━━ RECORD LIST ━━

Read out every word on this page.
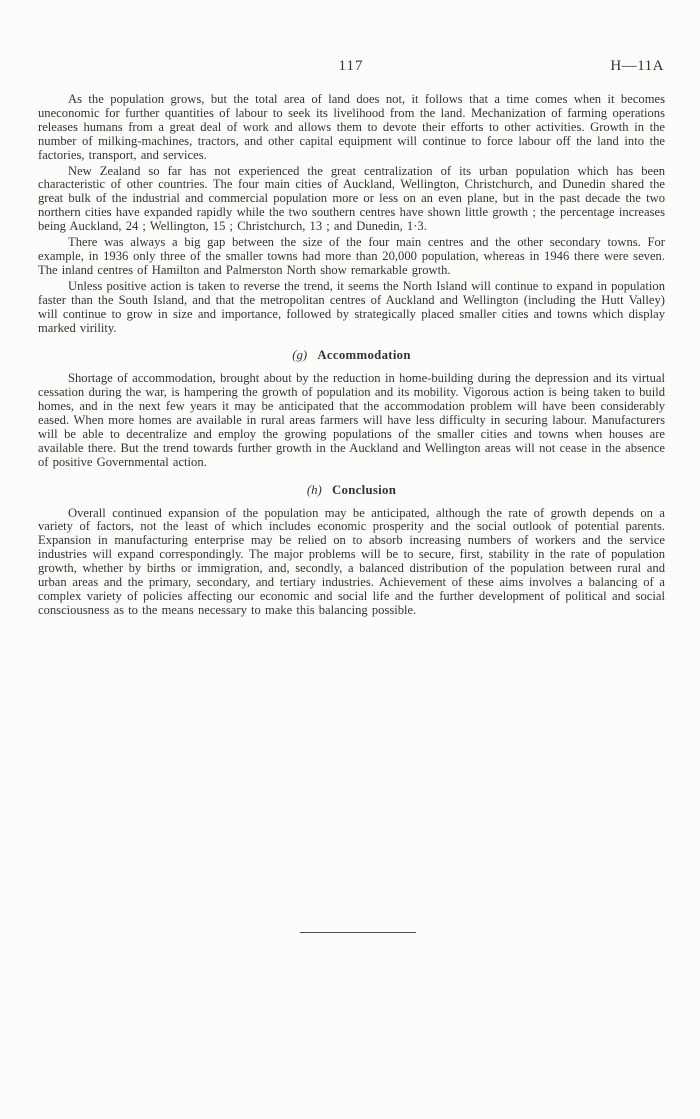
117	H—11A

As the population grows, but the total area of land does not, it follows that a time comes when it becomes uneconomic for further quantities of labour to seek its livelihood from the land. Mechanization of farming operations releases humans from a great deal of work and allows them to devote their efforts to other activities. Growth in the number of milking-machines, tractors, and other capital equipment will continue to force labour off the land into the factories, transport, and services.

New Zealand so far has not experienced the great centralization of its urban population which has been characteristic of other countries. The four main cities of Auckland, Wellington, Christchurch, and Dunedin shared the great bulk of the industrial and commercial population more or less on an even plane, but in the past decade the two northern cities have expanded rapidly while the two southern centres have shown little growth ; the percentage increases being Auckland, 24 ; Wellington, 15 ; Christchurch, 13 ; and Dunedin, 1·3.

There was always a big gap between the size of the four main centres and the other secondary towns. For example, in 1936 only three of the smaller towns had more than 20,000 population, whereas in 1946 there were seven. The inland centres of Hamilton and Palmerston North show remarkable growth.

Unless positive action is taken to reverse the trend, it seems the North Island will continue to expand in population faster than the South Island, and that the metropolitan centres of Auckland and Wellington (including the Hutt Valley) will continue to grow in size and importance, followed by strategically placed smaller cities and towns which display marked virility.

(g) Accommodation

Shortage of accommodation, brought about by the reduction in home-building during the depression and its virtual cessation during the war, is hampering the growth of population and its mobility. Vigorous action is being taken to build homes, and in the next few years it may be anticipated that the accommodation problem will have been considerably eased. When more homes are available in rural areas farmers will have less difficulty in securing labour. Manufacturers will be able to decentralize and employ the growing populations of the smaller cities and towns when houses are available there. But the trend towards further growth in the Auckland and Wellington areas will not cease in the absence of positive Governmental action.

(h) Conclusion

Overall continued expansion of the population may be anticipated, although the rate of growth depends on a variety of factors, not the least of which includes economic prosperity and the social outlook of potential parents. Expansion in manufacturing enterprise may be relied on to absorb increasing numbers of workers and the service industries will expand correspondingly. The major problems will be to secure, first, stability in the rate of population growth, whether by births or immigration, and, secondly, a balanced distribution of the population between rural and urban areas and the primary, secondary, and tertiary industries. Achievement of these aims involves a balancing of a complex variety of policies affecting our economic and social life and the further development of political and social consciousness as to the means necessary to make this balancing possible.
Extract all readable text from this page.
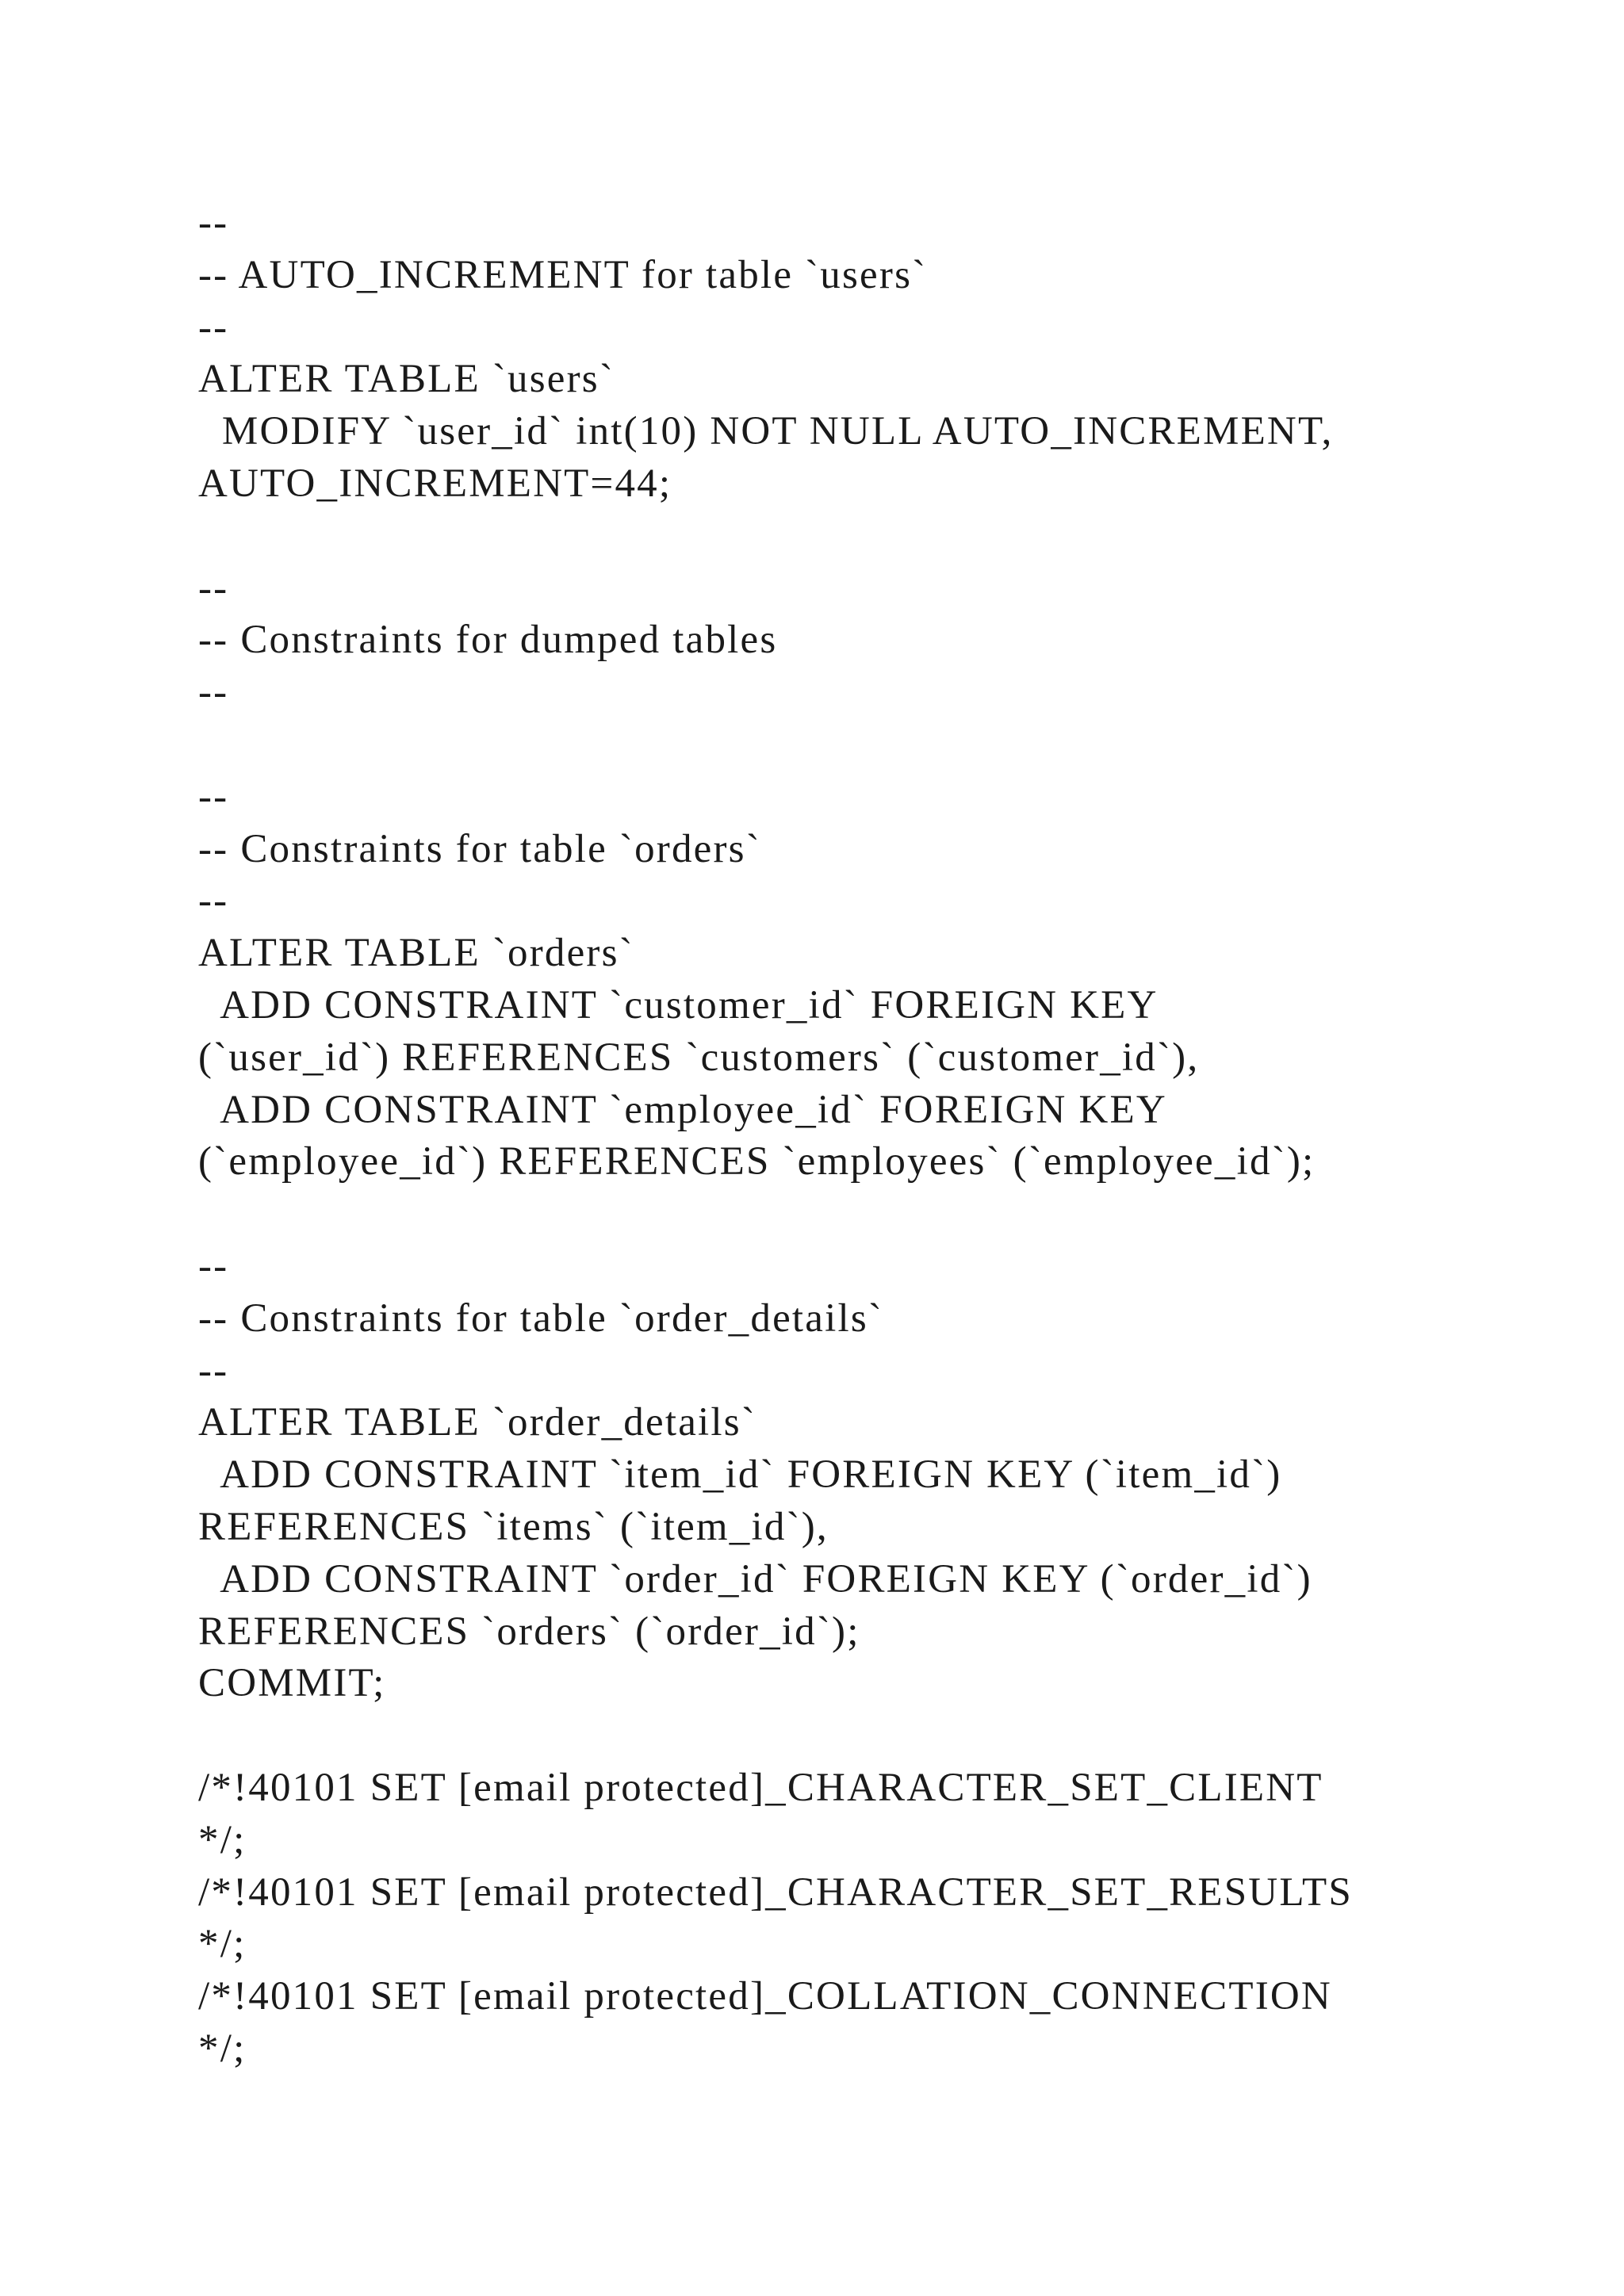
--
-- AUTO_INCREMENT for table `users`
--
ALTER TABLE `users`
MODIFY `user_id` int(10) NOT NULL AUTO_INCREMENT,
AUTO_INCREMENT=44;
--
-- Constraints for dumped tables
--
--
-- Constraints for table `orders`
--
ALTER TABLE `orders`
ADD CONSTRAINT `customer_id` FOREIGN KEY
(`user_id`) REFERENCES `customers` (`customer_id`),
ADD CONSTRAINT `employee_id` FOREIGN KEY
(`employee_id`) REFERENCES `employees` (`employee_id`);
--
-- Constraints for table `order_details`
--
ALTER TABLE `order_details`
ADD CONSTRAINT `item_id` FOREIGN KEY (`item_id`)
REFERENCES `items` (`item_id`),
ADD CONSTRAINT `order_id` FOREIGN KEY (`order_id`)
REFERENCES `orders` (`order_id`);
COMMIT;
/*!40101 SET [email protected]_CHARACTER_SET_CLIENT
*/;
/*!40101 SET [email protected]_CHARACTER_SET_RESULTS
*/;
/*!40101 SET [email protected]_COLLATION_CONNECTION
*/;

━━━

> GIVEN INSTRUCTION:
Filter for "ALTER". Return all lines that hold it.

> TASK RESULT:
ALTER TABLE `users`
ALTER TABLE `orders`
ALTER TABLE `order_details`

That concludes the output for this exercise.